**Task to carry out**: Start at the line containing "Transcribe the text in this document." and transcribe every line exactly through the end of the records below, and only those lines.

########

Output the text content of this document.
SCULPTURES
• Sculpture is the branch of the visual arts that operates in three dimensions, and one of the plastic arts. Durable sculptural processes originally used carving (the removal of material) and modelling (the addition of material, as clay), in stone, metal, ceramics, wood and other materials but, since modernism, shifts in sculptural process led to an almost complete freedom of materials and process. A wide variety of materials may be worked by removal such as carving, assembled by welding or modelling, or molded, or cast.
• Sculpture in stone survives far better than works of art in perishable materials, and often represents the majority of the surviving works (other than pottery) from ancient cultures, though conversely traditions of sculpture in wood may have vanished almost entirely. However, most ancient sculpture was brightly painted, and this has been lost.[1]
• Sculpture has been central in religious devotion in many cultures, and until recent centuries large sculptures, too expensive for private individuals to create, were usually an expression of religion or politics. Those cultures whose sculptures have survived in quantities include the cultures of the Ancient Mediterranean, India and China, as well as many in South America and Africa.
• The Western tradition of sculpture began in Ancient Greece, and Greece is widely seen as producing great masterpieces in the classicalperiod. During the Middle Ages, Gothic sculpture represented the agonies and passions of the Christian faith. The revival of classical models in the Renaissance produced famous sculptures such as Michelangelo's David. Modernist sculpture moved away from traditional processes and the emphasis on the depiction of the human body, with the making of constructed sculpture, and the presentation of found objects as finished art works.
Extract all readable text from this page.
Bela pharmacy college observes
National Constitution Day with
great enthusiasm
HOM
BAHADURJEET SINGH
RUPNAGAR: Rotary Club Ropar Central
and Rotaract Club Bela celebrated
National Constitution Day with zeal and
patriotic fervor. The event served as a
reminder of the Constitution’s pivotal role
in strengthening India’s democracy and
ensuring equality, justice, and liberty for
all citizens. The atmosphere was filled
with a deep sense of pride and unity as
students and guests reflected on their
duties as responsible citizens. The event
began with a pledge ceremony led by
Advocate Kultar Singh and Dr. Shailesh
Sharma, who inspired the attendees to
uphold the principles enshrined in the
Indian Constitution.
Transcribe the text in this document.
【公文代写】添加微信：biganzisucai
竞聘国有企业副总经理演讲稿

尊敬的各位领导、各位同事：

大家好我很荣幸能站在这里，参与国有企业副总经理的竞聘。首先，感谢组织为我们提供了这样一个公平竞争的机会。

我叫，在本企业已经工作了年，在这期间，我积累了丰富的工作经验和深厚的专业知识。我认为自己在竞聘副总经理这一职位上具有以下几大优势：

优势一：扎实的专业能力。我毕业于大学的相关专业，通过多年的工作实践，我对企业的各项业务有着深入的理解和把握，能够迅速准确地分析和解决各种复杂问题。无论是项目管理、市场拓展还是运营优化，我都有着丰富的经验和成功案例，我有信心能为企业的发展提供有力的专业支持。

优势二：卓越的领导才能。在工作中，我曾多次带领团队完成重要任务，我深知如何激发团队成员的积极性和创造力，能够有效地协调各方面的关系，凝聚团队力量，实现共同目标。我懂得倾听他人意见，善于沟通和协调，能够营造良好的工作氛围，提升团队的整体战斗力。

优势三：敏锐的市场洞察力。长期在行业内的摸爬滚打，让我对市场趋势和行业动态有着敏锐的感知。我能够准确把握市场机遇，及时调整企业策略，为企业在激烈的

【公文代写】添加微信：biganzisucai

########

**Final answer**:
Transcribe the text in this document.
【公文代写】添加微信：biganzisucai
竞聘国有企业副总经理演讲稿

尊敬的各位领导、各位同事：

大家好我很荣幸能站在这里，参与国有企业副总经理的竞聘。首先，感谢组织为我们提供了这样一个公平竞争的机会。

我叫，在本企业已经工作了年，在这期间，我积累了丰富的工作经验和深厚的专业知识。我认为自己在竞聘副总经理这一职位上具有以下几大优势：

优势一：扎实的专业能力。我毕业于大学的相关专业，通过多年的工作实践，我对企业的各项业务有着深入的理解和把握，能够迅速准确地分析和解决各种复杂问题。无论是项目管理、市场拓展还是运营优化，我都有着丰富的经验和成功案例，我有信心能为企业的发展提供有力的专业支持。

优势二：卓越的领导才能。在工作中，我曾多次带领团队完成重要任务，我深知如何激发团队成员的积极性和创造力，能够有效地协调各方面的关系，凝聚团队力量，实现共同目标。我懂得倾听他人意见，善于沟通和协调，能够营造良好的工作氛围，提升团队的整体战斗力。

优势三：敏锐的市场洞察力。长期在行业内的摸爬滚打，让我对市场趋势和行业动态有着敏锐的感知。我能够准确把握市场机遇，及时调整企业策略，为企业在激烈的

【公文代写】添加微信：biganzisucai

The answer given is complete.